So If anyone wants a Martin, get one! Don't listen to me or anyone else. Go shoot a bunch of bows and decide from there. I just did that and I like the Bowtech Invasion. All that matters is what you like and feels good when you shoot it.


----------



## parkerd (Sep 30, 2010)

^ nicely said wish people would think before posting...


----------



## kylecurtis04 (Nov 30, 2010)

I'd love to see people shoot numerous bows with no name on the bow & no knowledge of what the bow company is & see what their impression is. I think we would all be surprised. Now, the reason I shoot a Martin is based on these simple facts. I can't afford to go out and spend damn near a 1K on a bow with all the accessories. Plus, why would I want to do that when I can get into a Martin rigged up for less than $500-$600? That is half the cost of one of the top end bows that shoot just as good. And its not about the bow, its about the person behind that bow that can make a bow. These pro's now days can make any bow look great and make them look like they shoot better than any bow out there. Technology is just so far advanced that it is just ignorant for people to call one bow company "junk." Because in all honesty, there isn't a crappy bow out there to my knowledge. With all this being said, as an archery Nation we should support one another no matter what they shoot. It is a brotherhood and a unity that we must continually build every day.


----------



## Ghost23 (Jul 15, 2011)

kylecurtis04, and parkerd I couldnt say it better myself. I too would love to see people shoot bows with no names on them and see their reactions when they are told what they shot.

:: Stated task 1 ::
In the archery forum thread, what price does kylecurtis04 give for a fully rigged Martin bow?
:: Stated task 2 ::
Write the next part of the archery forum thread, starting right after its last sentence.
The material that comes next has no connection to the archery forum thread.

:: Provided records ::
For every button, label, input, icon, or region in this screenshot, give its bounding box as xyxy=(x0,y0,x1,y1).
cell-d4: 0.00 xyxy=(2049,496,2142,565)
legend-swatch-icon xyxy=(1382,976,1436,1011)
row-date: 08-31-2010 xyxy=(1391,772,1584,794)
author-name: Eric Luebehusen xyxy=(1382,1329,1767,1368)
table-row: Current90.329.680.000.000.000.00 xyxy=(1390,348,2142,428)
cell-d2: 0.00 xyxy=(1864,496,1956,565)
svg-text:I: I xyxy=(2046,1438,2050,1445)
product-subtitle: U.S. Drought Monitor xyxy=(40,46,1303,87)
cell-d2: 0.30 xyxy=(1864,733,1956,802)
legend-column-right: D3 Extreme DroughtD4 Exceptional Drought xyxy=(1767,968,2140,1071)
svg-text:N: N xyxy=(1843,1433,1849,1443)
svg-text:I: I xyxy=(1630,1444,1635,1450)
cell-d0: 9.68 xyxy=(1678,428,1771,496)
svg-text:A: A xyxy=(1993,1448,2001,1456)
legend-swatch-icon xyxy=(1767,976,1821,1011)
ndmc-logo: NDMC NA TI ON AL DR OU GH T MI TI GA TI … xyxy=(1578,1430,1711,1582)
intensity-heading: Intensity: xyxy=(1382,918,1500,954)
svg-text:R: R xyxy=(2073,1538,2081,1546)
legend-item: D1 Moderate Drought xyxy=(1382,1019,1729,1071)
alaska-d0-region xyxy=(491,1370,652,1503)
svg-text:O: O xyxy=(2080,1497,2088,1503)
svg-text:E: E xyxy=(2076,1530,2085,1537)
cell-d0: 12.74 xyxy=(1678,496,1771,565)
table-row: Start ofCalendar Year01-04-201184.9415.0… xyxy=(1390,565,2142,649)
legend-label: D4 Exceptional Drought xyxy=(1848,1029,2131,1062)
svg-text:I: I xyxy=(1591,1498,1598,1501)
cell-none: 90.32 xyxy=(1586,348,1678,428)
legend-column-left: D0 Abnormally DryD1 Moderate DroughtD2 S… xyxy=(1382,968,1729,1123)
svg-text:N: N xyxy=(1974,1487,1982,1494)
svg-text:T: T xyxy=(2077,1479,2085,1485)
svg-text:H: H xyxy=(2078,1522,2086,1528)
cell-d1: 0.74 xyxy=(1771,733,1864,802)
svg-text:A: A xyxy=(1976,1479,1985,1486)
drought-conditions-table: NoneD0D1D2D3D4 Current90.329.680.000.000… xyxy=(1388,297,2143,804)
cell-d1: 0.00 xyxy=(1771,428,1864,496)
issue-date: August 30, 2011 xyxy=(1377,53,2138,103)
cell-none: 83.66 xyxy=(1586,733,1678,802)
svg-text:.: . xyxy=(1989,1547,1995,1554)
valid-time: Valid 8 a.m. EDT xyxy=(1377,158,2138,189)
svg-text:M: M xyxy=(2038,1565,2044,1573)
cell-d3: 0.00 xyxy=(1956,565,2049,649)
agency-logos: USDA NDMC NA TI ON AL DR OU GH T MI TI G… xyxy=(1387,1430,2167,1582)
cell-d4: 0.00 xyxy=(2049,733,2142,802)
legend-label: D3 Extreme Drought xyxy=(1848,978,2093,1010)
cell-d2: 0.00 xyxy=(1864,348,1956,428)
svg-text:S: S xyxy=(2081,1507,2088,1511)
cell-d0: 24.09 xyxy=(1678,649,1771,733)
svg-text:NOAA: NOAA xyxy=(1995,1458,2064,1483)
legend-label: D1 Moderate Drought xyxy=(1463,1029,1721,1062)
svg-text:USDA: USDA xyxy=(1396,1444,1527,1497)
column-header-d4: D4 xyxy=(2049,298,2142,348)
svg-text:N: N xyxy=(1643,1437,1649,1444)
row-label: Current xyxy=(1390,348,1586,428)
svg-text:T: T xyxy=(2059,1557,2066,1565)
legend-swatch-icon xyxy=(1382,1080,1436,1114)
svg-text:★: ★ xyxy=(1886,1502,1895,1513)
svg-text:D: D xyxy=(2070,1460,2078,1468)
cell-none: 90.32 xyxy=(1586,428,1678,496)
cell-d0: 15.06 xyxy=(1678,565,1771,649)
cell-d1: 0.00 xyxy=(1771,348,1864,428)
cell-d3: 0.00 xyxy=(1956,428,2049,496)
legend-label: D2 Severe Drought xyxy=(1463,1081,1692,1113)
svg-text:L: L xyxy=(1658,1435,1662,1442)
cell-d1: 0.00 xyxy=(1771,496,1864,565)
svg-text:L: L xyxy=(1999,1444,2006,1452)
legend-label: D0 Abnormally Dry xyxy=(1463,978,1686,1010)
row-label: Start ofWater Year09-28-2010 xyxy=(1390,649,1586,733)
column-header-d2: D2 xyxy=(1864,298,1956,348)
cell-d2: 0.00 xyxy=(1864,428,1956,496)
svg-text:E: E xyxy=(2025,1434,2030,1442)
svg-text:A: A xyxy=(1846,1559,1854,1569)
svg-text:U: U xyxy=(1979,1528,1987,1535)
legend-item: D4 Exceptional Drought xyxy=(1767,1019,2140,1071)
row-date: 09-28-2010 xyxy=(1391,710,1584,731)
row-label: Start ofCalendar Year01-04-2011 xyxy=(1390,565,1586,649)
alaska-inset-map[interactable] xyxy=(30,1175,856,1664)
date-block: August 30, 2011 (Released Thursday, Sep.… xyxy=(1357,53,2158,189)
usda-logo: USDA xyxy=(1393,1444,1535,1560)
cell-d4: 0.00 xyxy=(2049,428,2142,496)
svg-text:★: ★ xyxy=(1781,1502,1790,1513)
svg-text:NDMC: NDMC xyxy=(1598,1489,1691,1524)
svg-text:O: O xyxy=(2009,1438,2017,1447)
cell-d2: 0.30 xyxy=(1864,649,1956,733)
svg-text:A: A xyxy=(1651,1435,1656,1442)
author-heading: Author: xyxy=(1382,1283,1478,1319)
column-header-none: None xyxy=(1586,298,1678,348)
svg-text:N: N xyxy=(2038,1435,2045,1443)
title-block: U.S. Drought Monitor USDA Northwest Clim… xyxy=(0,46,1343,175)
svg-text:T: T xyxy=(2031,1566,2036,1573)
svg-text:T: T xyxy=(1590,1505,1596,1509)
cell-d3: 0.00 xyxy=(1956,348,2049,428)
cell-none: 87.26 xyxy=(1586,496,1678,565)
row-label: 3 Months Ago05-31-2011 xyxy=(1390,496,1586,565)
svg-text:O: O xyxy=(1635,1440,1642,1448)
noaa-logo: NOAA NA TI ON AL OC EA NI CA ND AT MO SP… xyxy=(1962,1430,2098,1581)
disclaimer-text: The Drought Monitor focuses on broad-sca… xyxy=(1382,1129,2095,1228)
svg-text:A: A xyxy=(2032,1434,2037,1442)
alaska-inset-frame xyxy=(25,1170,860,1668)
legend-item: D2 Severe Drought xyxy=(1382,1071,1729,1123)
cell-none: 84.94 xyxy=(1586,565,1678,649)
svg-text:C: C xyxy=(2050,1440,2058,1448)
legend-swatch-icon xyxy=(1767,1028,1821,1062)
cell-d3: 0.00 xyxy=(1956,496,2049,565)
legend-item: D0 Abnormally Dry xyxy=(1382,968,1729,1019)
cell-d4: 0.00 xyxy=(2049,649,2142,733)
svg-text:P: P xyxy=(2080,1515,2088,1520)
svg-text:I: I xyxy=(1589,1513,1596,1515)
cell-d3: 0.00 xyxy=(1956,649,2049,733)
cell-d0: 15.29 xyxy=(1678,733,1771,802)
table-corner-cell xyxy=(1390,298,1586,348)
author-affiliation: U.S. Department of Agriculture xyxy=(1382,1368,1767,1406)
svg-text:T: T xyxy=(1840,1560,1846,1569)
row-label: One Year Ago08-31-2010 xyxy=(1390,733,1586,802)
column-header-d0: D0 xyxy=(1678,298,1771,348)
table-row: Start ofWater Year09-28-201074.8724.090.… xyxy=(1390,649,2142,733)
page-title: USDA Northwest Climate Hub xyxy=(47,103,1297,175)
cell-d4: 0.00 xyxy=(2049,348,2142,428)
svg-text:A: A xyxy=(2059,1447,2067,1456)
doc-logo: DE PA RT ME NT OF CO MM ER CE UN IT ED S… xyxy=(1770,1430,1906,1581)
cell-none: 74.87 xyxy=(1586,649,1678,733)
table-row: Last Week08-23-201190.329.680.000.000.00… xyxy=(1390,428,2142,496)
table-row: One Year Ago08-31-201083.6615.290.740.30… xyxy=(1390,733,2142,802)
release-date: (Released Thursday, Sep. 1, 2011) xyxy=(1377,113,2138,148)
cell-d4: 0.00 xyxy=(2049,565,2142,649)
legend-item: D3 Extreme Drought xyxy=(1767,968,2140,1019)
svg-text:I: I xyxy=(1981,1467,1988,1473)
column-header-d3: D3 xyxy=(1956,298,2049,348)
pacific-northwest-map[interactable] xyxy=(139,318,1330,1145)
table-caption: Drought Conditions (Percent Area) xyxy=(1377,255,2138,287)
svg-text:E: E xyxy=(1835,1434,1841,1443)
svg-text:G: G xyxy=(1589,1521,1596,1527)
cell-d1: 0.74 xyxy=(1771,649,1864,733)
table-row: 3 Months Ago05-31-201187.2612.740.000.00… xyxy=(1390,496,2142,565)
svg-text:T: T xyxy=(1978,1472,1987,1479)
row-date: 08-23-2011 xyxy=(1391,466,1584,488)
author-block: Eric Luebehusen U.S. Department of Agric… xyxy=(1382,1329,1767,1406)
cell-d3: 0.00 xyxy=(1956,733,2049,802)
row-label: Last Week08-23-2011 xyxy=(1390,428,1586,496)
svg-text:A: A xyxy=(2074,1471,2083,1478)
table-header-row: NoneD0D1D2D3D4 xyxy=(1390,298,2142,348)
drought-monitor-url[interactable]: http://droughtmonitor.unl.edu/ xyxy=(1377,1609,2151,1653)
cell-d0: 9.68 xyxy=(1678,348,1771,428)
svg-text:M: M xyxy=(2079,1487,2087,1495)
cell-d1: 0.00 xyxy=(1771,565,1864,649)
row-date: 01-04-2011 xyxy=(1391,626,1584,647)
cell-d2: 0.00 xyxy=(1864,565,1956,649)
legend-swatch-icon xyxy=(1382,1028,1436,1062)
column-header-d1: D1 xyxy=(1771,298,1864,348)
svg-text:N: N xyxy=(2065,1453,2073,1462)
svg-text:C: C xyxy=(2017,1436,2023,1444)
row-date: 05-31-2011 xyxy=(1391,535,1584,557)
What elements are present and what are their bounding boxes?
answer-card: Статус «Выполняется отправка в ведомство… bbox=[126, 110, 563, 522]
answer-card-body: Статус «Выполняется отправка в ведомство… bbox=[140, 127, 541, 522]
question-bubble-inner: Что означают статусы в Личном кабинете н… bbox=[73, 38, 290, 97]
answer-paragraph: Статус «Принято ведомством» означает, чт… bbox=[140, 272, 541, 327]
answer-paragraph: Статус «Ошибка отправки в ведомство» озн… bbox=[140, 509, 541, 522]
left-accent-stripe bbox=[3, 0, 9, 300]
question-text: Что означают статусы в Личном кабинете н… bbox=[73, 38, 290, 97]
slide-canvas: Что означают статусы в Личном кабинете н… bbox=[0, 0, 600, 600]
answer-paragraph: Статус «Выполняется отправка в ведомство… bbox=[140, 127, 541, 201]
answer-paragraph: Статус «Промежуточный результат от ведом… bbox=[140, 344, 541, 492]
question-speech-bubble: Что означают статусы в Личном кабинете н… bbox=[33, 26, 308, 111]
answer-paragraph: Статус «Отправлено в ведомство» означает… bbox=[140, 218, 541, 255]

:: Answer 1 ::
Less than $500-$600.

:: Answer 2 ::
But everyone has their own opinions about anything and everything. I think most of it comes from advertising, popularity, who else has it, TV, etc.. 

And no, there are no "junk" bows being produced these days. Some might have issues but they are still good bows. I think a "junk" bow would be dangerous to even shoot and would be quickly taken of the market. I don't really know of any recently. Maybe we should start a list of "bows with issues" and not consider them "junk". This would help everyone in their decisions and opinions on certain bows, and get away from simply stating that a bow is "junk". We all need to know why it is "junk". What are the issues that make it "junk"?


----------



## parkerd (Sep 30, 2010)

One o the main reasons I shoot a Parker is because I got it used at an incredible price I shot it a few times has a smooth draw and is considerably fast Im shoot a 340 grain arrow and I'm pushin about 260 maybe less?


----------



## Ghost23 (Jul 15, 2011)

This is the kind of info we need about bows. Not people saying everything that they don't have is junk.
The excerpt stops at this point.